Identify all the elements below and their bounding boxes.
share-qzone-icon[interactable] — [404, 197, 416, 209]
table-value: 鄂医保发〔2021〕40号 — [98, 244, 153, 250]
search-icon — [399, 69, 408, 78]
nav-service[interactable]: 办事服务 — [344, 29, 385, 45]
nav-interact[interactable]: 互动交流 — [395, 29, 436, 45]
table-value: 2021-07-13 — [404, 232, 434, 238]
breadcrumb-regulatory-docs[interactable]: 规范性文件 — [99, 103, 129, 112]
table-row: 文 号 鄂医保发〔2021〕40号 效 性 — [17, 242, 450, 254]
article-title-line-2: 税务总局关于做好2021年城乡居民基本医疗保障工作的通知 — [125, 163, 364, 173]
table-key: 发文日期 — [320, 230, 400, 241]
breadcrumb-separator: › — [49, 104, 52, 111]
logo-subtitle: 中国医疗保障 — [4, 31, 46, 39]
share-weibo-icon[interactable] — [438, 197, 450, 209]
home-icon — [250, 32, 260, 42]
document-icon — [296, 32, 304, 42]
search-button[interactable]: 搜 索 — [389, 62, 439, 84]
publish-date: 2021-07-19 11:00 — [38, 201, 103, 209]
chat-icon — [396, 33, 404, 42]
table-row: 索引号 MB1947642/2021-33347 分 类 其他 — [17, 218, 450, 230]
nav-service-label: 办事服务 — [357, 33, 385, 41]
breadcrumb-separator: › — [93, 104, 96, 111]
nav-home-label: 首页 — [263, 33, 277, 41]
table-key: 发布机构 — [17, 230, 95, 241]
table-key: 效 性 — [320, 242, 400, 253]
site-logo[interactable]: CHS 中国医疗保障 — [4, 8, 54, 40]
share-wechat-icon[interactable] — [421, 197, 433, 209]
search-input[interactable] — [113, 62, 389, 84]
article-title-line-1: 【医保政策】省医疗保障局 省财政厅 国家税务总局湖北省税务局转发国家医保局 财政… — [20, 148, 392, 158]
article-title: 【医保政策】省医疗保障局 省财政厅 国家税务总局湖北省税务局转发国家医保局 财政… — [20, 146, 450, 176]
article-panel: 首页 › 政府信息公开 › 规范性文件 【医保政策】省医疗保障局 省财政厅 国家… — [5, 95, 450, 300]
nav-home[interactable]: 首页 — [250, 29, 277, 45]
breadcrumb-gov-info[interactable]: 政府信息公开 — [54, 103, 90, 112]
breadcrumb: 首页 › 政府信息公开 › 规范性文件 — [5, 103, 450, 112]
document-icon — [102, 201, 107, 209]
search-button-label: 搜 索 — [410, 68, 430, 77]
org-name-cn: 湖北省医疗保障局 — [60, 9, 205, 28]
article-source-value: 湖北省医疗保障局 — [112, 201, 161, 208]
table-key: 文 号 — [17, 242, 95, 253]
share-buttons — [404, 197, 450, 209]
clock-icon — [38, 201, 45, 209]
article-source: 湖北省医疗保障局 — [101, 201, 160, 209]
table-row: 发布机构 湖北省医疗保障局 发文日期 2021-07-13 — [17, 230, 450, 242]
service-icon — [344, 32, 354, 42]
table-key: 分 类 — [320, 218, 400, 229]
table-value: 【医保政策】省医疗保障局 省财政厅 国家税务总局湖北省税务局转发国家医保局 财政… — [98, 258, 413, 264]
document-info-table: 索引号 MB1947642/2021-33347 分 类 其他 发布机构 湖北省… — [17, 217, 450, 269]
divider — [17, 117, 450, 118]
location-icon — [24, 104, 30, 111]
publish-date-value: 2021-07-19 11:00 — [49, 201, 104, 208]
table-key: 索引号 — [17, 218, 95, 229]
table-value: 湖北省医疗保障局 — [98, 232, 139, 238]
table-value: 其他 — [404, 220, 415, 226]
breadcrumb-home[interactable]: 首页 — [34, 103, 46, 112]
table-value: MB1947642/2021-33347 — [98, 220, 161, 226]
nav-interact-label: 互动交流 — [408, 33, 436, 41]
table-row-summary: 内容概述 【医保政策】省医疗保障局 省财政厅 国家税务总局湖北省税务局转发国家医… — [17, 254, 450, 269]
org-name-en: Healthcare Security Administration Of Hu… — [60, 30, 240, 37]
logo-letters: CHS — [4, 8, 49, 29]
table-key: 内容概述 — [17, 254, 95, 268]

.....

**To be done**
Copy out every line of the data above verbatim, with no changes.

**Worked solution**
Identify all the elements below and their bounding boxes.
share-qzone-icon[interactable] — [404, 197, 416, 209]
table-value: 鄂医保发〔2021〕40号 — [98, 244, 153, 250]
search-icon — [399, 69, 408, 78]
nav-service[interactable]: 办事服务 — [344, 29, 385, 45]
nav-interact[interactable]: 互动交流 — [395, 29, 436, 45]
table-value: 2021-07-13 — [404, 232, 434, 238]
breadcrumb-regulatory-docs[interactable]: 规范性文件 — [99, 103, 129, 112]
table-row: 文 号 鄂医保发〔2021〕40号 效 性 — [17, 242, 450, 254]
article-title-line-2: 税务总局关于做好2021年城乡居民基本医疗保障工作的通知 — [125, 163, 364, 173]
table-key: 发文日期 — [320, 230, 400, 241]
breadcrumb-separator: › — [49, 104, 52, 111]
logo-subtitle: 中国医疗保障 — [4, 31, 46, 39]
share-weibo-icon[interactable] — [438, 197, 450, 209]
home-icon — [250, 32, 260, 42]
document-icon — [296, 32, 304, 42]
search-button[interactable]: 搜 索 — [389, 62, 439, 84]
publish-date: 2021-07-19 11:00 — [38, 201, 103, 209]
chat-icon — [396, 33, 404, 42]
table-row: 索引号 MB1947642/2021-33347 分 类 其他 — [17, 218, 450, 230]
nav-service-label: 办事服务 — [357, 33, 385, 41]
breadcrumb-separator: › — [93, 104, 96, 111]
nav-home-label: 首页 — [263, 33, 277, 41]
table-key: 发布机构 — [17, 230, 95, 241]
table-key: 效 性 — [320, 242, 400, 253]
site-logo[interactable]: CHS 中国医疗保障 — [4, 8, 54, 40]
share-wechat-icon[interactable] — [421, 197, 433, 209]
search-input[interactable] — [113, 62, 389, 84]
article-title-line-1: 【医保政策】省医疗保障局 省财政厅 国家税务总局湖北省税务局转发国家医保局 财政… — [20, 148, 392, 158]
article-title: 【医保政策】省医疗保障局 省财政厅 国家税务总局湖北省税务局转发国家医保局 财政… — [20, 146, 450, 176]
article-panel: 首页 › 政府信息公开 › 规范性文件 【医保政策】省医疗保障局 省财政厅 国家… — [5, 95, 450, 300]
nav-home[interactable]: 首页 — [250, 29, 277, 45]
breadcrumb-gov-info[interactable]: 政府信息公开 — [54, 103, 90, 112]
breadcrumb: 首页 › 政府信息公开 › 规范性文件 — [5, 103, 450, 112]
document-icon — [102, 201, 107, 209]
search-button-label: 搜 索 — [410, 68, 430, 77]
org-name-cn: 湖北省医疗保障局 — [60, 9, 205, 28]
article-source-value: 湖北省医疗保障局 — [112, 201, 161, 208]
table-key: 文 号 — [17, 242, 95, 253]
share-buttons — [404, 197, 450, 209]
clock-icon — [38, 201, 45, 209]
article-source: 湖北省医疗保障局 — [101, 201, 160, 209]
table-row: 发布机构 湖北省医疗保障局 发文日期 2021-07-13 — [17, 230, 450, 242]
service-icon — [344, 32, 354, 42]
table-key: 分 类 — [320, 218, 400, 229]
table-value: 【医保政策】省医疗保障局 省财政厅 国家税务总局湖北省税务局转发国家医保局 财政… — [98, 258, 413, 264]
document-info-table: 索引号 MB1947642/2021-33347 分 类 其他 发布机构 湖北省… — [17, 217, 450, 269]
divider — [17, 117, 450, 118]
location-icon — [24, 104, 30, 111]
publish-date-value: 2021-07-19 11:00 — [49, 201, 104, 208]
table-key: 索引号 — [17, 218, 95, 229]
table-value: 湖北省医疗保障局 — [98, 232, 139, 238]
table-value: 其他 — [404, 220, 415, 226]
breadcrumb-home[interactable]: 首页 — [34, 103, 46, 112]
table-value: MB1947642/2021-33347 — [98, 220, 161, 226]
nav-interact-label: 互动交流 — [408, 33, 436, 41]
table-row-summary: 内容概述 【医保政策】省医疗保障局 省财政厅 国家税务总局湖北省税务局转发国家医… — [17, 254, 450, 269]
org-name-en: Healthcare Security Administration Of Hu… — [60, 30, 240, 37]
logo-letters: CHS — [4, 8, 49, 29]
table-key: 内容概述 — [17, 254, 95, 268]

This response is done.